AIM: State how many lines of the listing below include the word "miesiąca". Give only the number.

RECORD EXCERPTS:
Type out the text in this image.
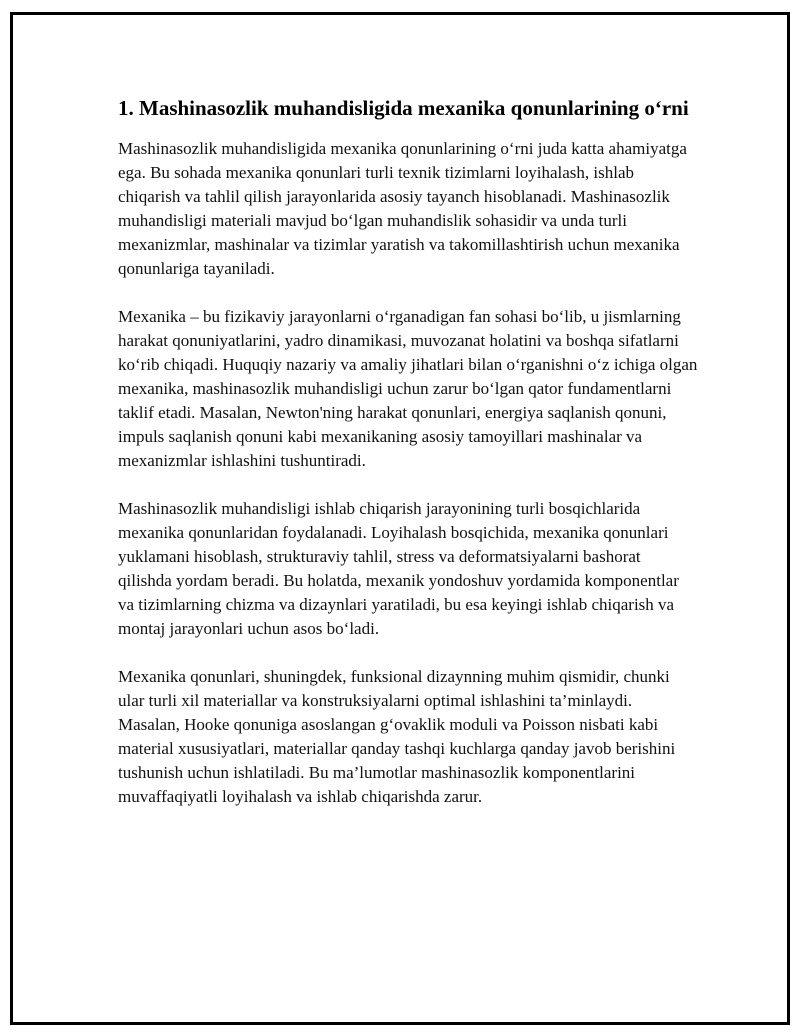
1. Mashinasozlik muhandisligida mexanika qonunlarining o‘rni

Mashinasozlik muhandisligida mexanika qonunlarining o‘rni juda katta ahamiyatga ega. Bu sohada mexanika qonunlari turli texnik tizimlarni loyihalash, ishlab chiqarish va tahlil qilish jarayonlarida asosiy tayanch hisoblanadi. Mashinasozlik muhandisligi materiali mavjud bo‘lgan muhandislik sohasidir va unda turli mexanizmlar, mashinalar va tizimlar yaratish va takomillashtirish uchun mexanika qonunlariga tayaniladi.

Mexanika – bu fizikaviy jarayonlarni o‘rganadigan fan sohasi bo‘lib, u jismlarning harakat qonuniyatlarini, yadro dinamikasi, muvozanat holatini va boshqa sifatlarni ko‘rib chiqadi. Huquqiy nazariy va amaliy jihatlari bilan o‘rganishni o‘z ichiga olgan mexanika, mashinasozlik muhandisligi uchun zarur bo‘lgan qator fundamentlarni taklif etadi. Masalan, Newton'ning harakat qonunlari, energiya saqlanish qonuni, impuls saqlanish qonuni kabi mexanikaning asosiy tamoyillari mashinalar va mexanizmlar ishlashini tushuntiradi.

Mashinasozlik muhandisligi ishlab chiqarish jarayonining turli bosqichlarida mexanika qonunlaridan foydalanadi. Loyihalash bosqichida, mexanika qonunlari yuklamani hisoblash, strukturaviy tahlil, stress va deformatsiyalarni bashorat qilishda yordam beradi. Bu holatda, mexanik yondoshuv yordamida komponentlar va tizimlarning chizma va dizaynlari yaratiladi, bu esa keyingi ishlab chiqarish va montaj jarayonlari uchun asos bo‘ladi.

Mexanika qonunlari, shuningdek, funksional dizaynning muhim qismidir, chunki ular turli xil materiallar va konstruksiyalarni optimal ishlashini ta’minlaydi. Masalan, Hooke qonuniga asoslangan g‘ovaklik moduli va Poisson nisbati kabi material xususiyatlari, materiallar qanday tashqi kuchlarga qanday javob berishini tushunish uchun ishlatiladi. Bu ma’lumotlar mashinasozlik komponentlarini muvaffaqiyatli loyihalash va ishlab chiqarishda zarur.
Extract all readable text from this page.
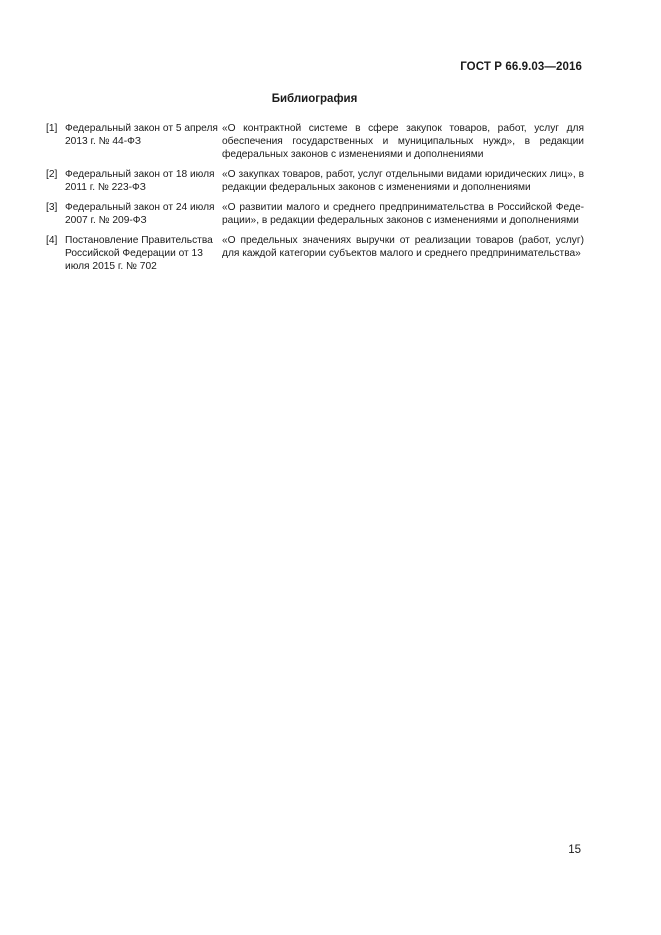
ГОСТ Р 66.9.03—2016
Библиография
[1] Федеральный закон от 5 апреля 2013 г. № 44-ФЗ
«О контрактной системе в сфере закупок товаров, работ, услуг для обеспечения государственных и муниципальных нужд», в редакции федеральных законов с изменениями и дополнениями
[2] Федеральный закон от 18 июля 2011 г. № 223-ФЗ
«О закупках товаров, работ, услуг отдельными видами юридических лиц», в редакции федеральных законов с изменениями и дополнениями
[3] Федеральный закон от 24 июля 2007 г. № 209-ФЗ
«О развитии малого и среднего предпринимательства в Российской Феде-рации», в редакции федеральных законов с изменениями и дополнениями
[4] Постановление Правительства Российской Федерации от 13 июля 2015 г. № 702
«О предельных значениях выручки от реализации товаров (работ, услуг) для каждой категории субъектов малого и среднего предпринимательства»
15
---
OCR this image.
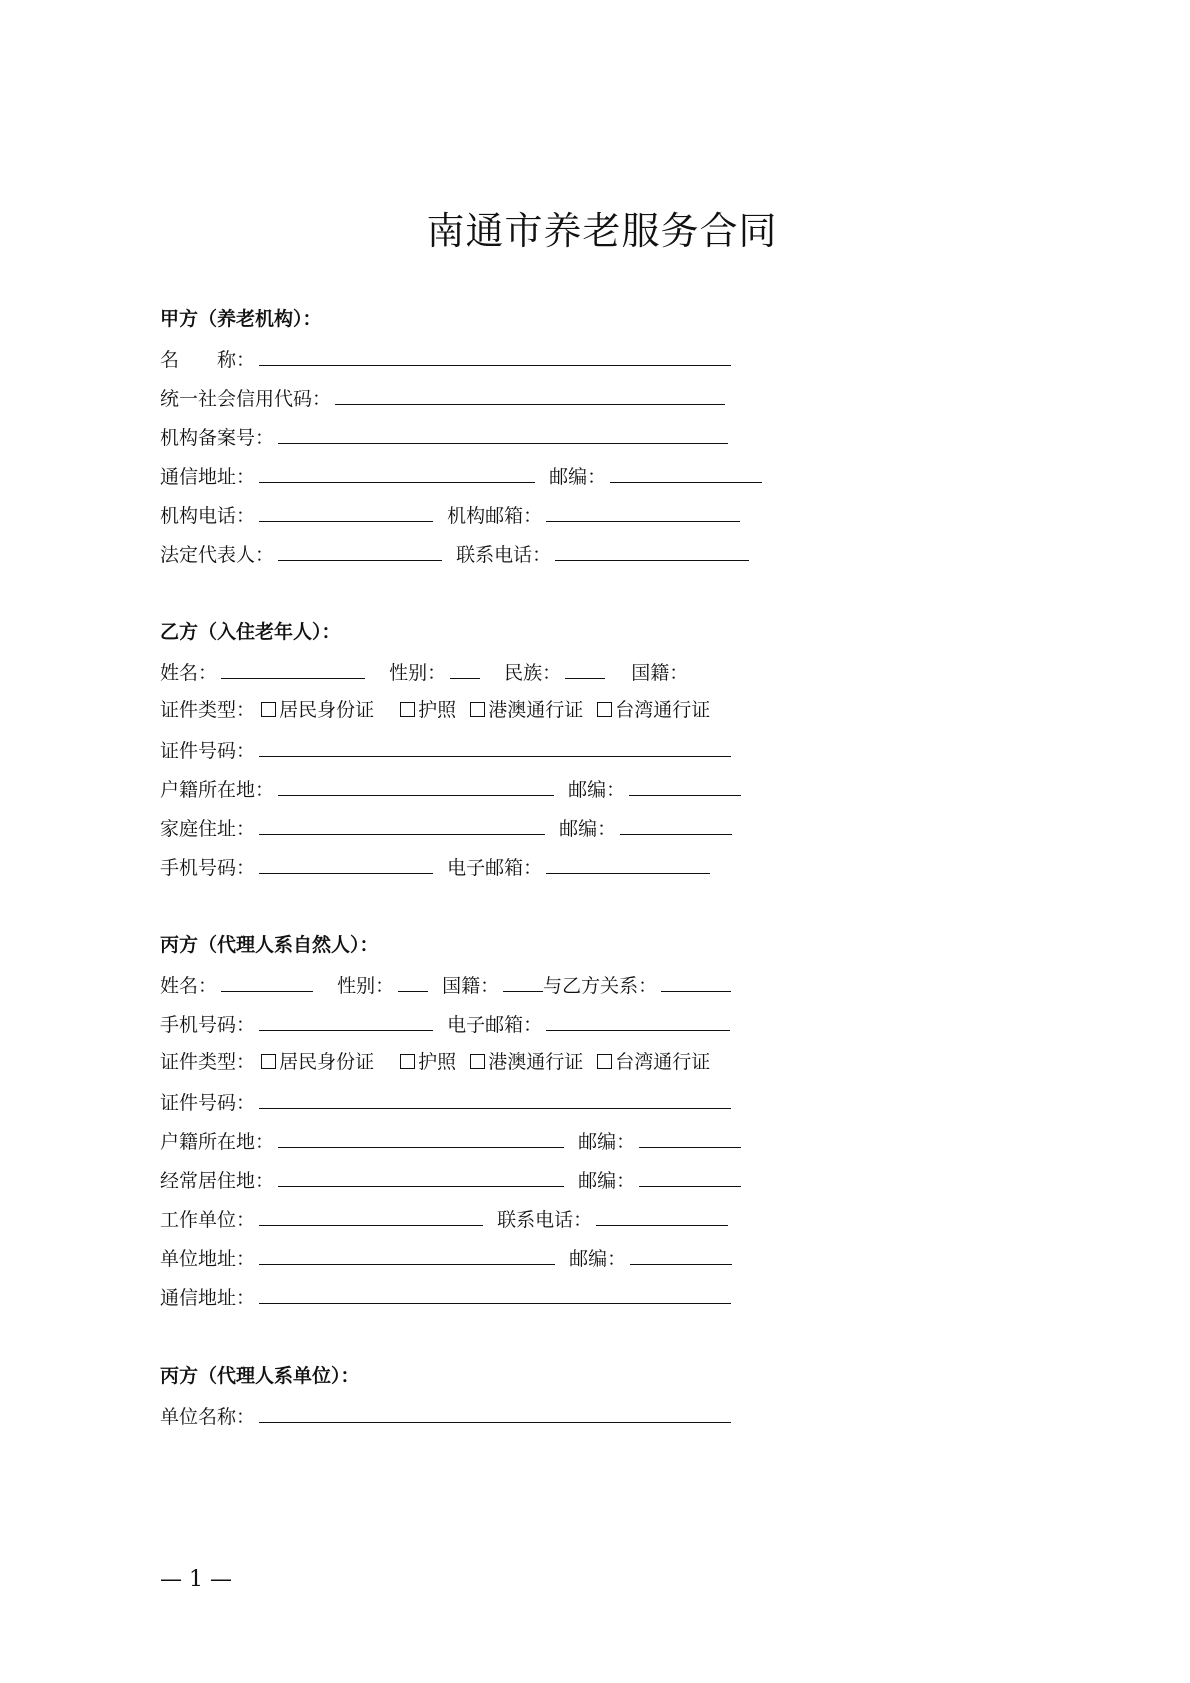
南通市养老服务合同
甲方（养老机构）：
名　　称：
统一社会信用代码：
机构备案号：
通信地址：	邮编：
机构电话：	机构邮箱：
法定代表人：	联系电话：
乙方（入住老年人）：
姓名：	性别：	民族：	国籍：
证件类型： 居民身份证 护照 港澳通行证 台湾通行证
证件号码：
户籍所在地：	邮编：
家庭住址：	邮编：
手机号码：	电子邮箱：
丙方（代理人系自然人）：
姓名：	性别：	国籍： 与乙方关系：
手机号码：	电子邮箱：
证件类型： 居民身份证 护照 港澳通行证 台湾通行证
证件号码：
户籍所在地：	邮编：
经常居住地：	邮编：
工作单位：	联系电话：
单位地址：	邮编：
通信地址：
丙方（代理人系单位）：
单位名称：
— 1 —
* * *
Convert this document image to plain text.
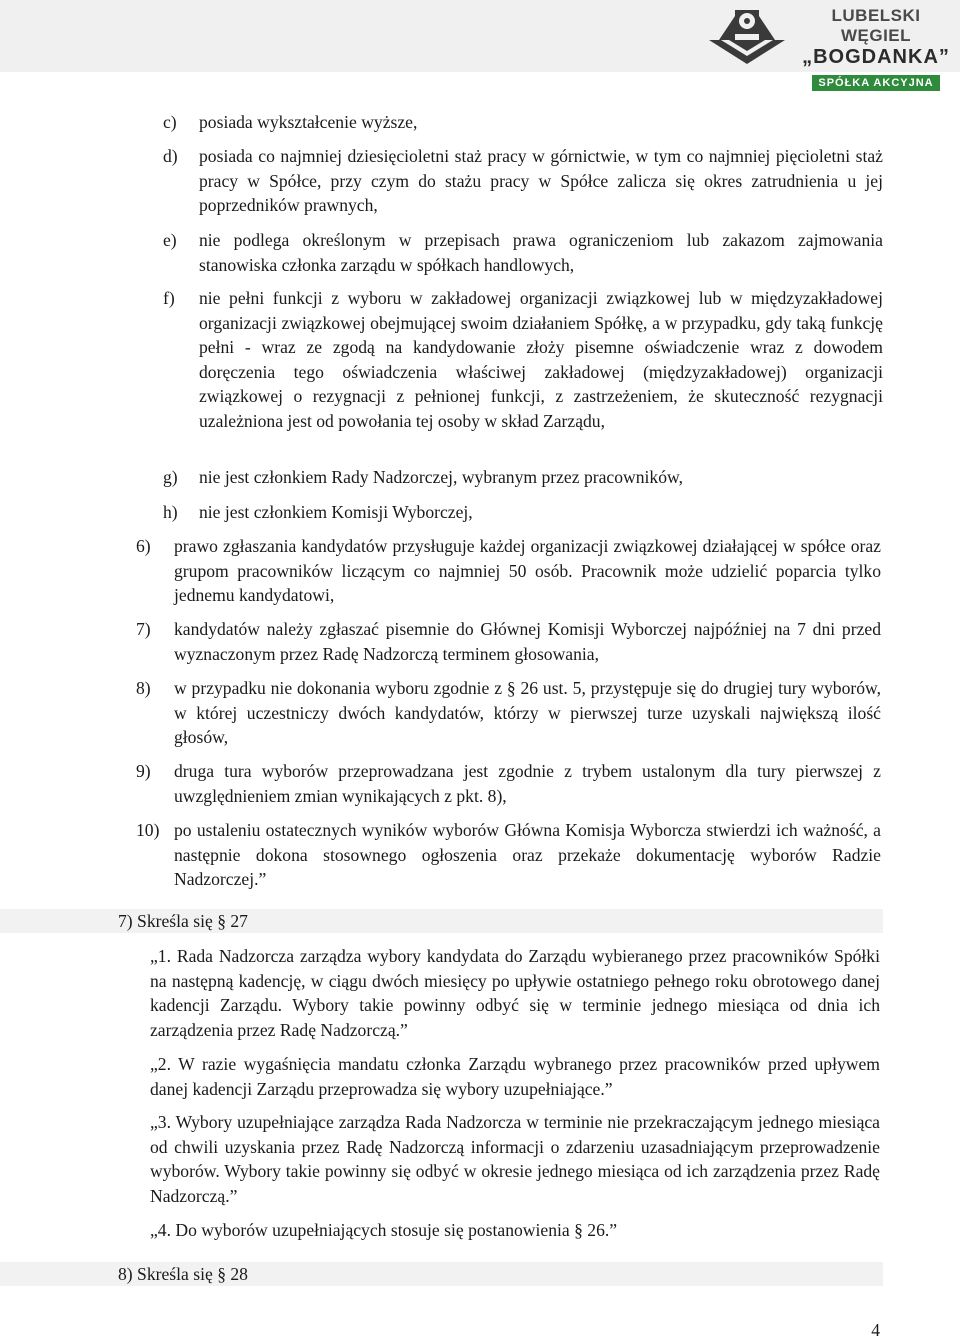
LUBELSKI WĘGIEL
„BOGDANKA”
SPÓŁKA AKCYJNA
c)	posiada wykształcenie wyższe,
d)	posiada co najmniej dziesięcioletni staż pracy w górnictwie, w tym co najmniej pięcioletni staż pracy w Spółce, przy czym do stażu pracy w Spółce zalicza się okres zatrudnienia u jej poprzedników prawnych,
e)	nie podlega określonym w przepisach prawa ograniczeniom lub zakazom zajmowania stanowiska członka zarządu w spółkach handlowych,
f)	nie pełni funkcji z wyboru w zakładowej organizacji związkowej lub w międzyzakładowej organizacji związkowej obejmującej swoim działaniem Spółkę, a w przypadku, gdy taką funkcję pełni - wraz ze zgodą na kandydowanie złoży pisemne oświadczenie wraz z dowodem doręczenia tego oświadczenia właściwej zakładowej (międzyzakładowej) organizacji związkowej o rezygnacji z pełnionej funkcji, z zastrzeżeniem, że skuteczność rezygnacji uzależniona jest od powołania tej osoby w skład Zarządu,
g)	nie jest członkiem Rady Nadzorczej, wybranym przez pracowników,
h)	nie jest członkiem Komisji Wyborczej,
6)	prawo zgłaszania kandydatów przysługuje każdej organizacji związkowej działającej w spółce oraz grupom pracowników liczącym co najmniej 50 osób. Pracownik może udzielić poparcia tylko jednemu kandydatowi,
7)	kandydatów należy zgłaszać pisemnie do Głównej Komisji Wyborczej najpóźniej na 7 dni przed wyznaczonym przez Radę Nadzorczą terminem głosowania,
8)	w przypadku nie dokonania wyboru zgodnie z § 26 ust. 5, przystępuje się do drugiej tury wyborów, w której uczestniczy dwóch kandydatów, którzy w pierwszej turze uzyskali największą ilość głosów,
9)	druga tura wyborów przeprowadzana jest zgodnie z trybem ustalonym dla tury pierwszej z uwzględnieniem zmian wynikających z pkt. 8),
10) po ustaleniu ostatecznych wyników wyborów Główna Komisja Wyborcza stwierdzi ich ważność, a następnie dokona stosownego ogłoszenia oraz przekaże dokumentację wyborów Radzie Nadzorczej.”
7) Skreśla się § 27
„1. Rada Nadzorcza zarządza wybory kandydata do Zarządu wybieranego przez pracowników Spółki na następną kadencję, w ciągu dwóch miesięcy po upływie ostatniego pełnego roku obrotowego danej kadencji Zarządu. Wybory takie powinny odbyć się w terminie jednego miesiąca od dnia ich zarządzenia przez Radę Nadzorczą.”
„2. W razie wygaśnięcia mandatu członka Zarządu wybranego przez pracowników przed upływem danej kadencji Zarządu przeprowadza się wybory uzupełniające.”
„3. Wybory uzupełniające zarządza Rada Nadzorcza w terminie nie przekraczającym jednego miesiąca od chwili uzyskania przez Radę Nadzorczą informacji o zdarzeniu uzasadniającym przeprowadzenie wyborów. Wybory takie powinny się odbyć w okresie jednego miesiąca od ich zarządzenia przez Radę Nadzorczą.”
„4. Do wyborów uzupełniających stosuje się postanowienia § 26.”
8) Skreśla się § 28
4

COMPLETE RESPONSE: 2